Configuration File Reference

The mejiro pipeline is driven entirely by a YAML configuration file. Example configurations live in mejiro/data/mejiro_config/ (e.g., simple.yaml, roman_test.yaml, roman_data_challenge_rung_1.yaml); the recommended starting point is to copy one and edit it.

This page documents every top-level section and attribute. Units are given only where they are documented in the YAML comments or in the code. Pipeline scripts referenced below all live in mejiro/pipeline/.

Global attributes

These keys sit at the top level of the YAML file.

data_dir

Base directory under which all pipeline output is written. Required: if null, the --data_dir CLI argument must be supplied to override it. The per-pipeline output directory is <data_dir>/<pipeline_label>.

Used by PipelineHelper to set pipeline_dir for every pipeline script, and read directly in romanisim_pipeline.py to locate input synthetic images and write romanisim output.

pipeline_label

Name of the pipeline run. Used to construct the output directory (<data_dir>/<pipeline_label>/) and as a prefix for output filenames. When dev: True, _dev is appended.

Used in every pipeline script via PipelineHelper. In _01a_generate_galaxy_tables.py and _01b_run_survey_simulation.py the literal value all triggers loading of every supported instrument’s speclite filters.

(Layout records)
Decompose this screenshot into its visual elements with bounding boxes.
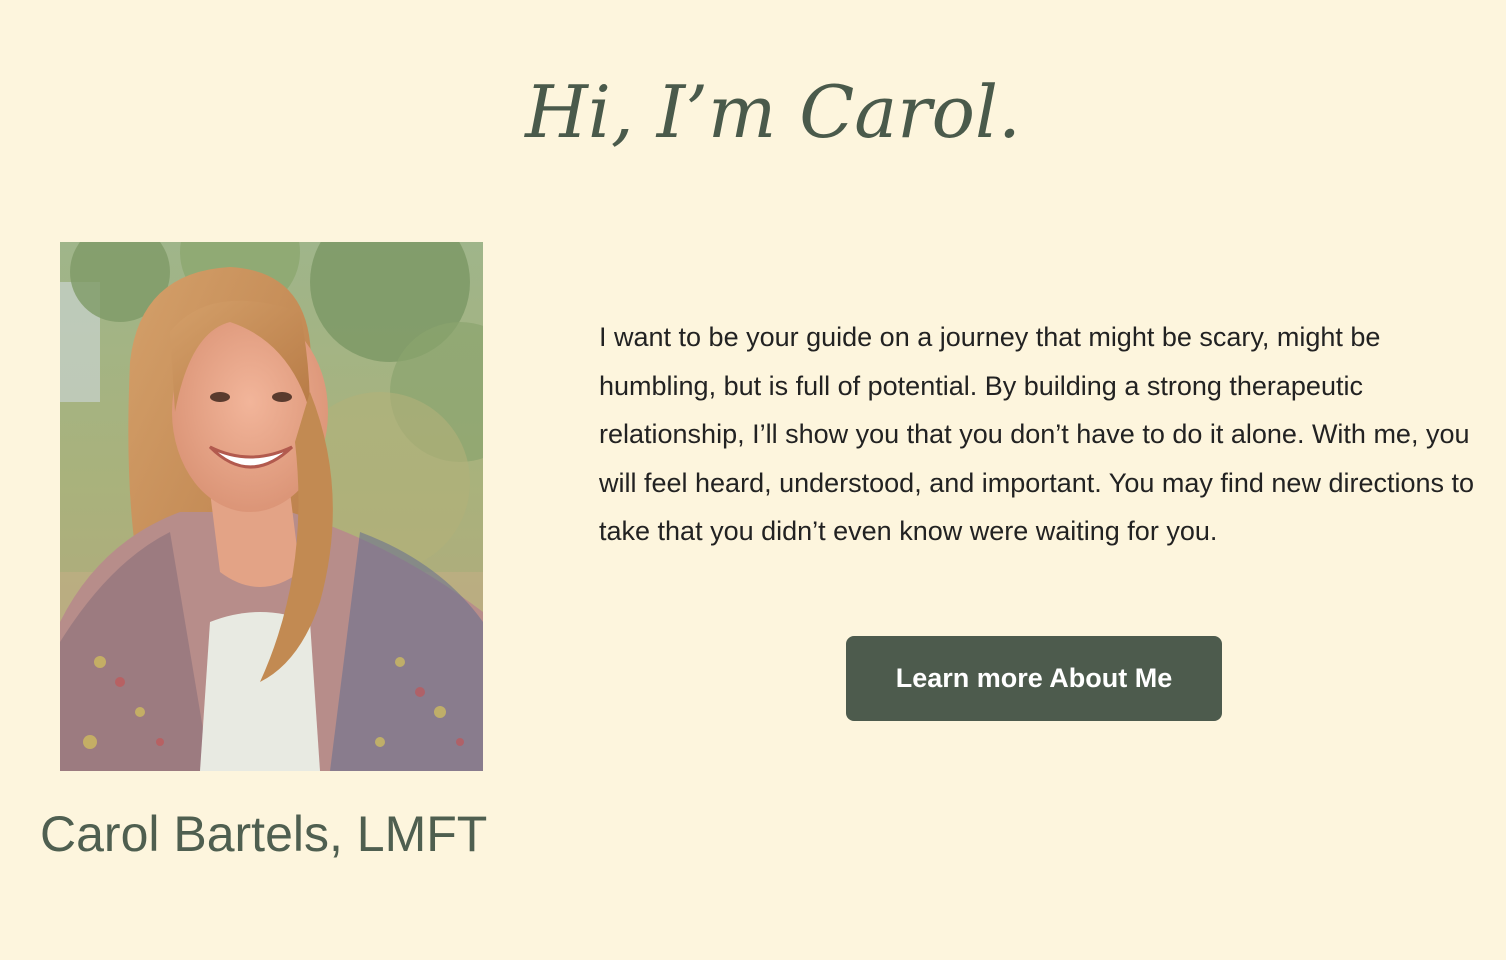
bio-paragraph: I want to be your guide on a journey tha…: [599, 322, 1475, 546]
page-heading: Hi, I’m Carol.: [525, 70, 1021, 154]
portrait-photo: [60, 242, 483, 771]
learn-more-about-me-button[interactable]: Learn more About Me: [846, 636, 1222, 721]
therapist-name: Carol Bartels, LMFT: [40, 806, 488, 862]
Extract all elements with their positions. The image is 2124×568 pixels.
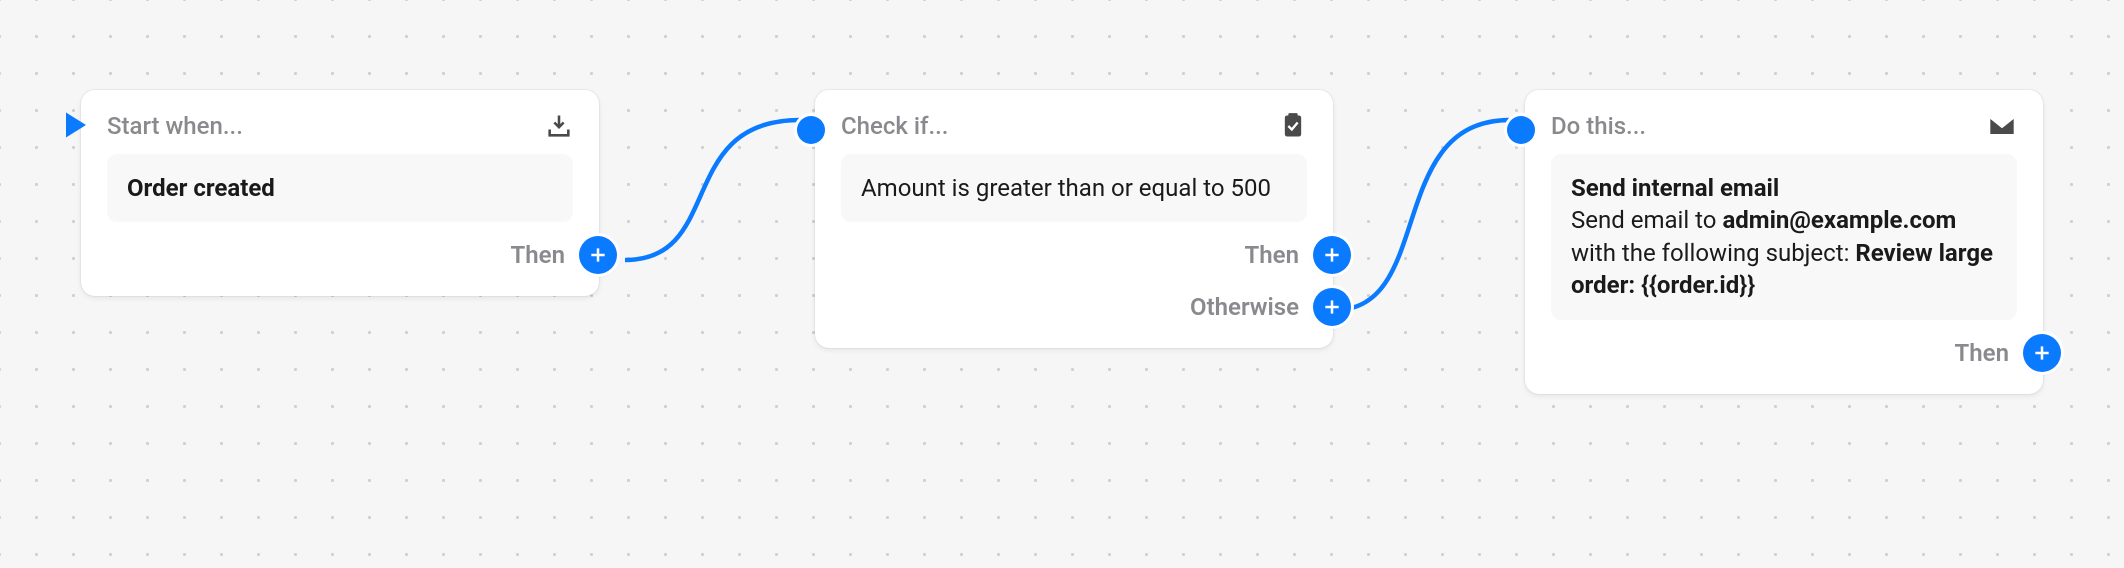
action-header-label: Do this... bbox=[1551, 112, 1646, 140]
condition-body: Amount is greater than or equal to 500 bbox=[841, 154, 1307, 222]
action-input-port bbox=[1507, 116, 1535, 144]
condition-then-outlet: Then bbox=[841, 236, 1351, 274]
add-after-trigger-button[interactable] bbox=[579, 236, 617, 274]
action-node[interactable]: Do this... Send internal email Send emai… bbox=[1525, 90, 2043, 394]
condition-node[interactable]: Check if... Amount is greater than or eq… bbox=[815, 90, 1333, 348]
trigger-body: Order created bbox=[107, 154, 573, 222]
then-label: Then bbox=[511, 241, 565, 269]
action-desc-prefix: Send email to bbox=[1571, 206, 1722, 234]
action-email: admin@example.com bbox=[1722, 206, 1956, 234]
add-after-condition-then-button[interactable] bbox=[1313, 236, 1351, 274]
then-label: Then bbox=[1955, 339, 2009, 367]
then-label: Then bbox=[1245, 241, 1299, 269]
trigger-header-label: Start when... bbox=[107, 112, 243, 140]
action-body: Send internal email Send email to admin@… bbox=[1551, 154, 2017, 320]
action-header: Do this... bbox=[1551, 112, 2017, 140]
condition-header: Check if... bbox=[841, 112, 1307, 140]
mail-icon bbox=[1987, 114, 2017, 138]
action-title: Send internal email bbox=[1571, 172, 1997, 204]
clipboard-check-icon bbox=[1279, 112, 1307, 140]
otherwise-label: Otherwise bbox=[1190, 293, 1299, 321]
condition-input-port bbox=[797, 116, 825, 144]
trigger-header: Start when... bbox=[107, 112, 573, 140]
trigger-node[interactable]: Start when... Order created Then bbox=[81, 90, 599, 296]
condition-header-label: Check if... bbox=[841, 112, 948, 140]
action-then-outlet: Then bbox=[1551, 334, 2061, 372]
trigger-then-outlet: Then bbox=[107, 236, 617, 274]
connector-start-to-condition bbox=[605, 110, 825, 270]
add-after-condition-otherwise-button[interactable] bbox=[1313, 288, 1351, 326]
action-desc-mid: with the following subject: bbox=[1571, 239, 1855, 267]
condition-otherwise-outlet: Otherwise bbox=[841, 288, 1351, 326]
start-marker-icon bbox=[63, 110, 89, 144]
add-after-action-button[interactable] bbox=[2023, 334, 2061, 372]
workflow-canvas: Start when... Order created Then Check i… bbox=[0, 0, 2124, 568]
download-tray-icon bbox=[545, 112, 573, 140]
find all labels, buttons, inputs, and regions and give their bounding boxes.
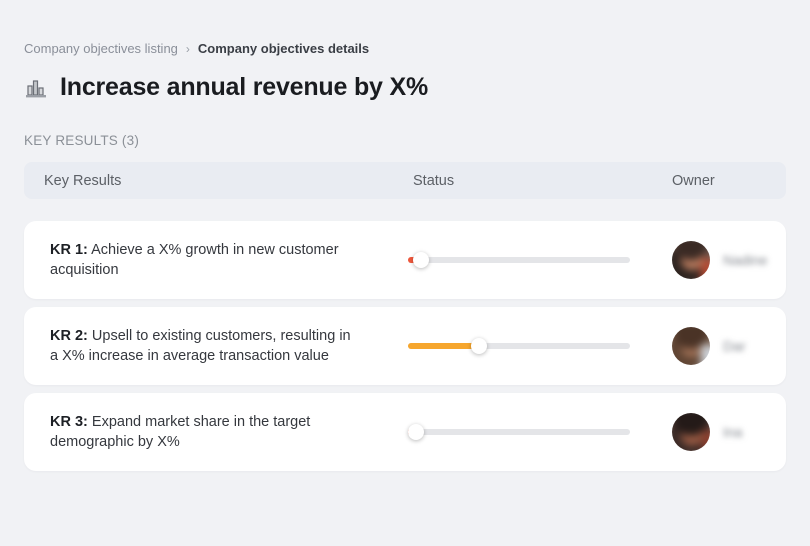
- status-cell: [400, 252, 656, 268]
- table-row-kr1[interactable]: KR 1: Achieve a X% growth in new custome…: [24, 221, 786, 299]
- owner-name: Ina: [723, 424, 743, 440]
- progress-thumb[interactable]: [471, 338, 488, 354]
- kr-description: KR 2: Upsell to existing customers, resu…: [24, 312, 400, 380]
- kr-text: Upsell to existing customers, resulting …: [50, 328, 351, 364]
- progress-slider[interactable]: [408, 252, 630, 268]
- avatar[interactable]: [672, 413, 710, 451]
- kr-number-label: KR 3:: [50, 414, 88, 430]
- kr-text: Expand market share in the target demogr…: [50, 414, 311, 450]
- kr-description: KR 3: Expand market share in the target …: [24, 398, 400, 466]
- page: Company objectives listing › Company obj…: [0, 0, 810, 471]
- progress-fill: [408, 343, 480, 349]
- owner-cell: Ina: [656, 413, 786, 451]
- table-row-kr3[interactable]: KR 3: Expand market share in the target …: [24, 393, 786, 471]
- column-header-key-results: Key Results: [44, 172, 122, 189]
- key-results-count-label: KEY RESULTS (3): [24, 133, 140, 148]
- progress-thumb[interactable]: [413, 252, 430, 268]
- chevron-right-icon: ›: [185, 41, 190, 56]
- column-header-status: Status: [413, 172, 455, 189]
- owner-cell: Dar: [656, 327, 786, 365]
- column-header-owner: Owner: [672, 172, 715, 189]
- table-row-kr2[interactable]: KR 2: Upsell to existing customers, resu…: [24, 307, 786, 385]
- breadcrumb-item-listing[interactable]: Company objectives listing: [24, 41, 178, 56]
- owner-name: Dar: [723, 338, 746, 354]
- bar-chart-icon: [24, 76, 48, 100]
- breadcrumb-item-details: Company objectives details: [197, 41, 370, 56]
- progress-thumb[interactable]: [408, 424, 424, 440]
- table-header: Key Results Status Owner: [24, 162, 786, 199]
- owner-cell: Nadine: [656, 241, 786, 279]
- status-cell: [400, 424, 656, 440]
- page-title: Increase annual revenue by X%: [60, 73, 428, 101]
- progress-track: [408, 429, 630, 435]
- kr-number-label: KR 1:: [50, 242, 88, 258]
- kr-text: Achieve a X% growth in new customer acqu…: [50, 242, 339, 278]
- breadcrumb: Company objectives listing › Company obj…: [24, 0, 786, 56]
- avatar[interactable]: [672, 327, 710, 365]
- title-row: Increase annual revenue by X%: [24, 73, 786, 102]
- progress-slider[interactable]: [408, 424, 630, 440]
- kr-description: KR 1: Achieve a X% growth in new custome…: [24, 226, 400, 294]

(EXERCISE SET)
A) Answer these questions from the configuration file reference:
(i) In which directory are the example configurations kept?
(ii) What gets appended to the pipeline name when dev: True is set?
(iii) What has to be supplied when data_dir is null?
B) Copy everything in the configuration file reference from "Configuration File Reference" down to "the YAML file.".
C) According to the configuration file reference, why does changing pipeline_label change where a run's output ends up?
The layout records have no connection to the configuration file reference.

(SOLUTIONS BY TASK)
A)
(i) mejiro/data/mejiro_config/
(ii) _dev
(iii) The --data_dir CLI argument

B)
Configuration File Reference

The mejiro pipeline is driven entirely by a YAML configuration file. Example configurations live in mejiro/data/mejiro_config/ (e.g., simple.yaml, roman_test.yaml, roman_data_challenge_rung_1.yaml); the recommended starting point is to copy one and edit it.

This page documents every top-level section and attribute. Units are given only where they are documented in the YAML comments or in the code. Pipeline scripts referenced below all live in mejiro/pipeline/.

Global attributes

These keys sit at the top level of the YAML file.

C) The output directory for each pipeline is built as <data_dir>/<pipeline_label>/. A different pipeline_label therefore points the run to a different folder under data_dir. The label is also used as a prefix for output filenames.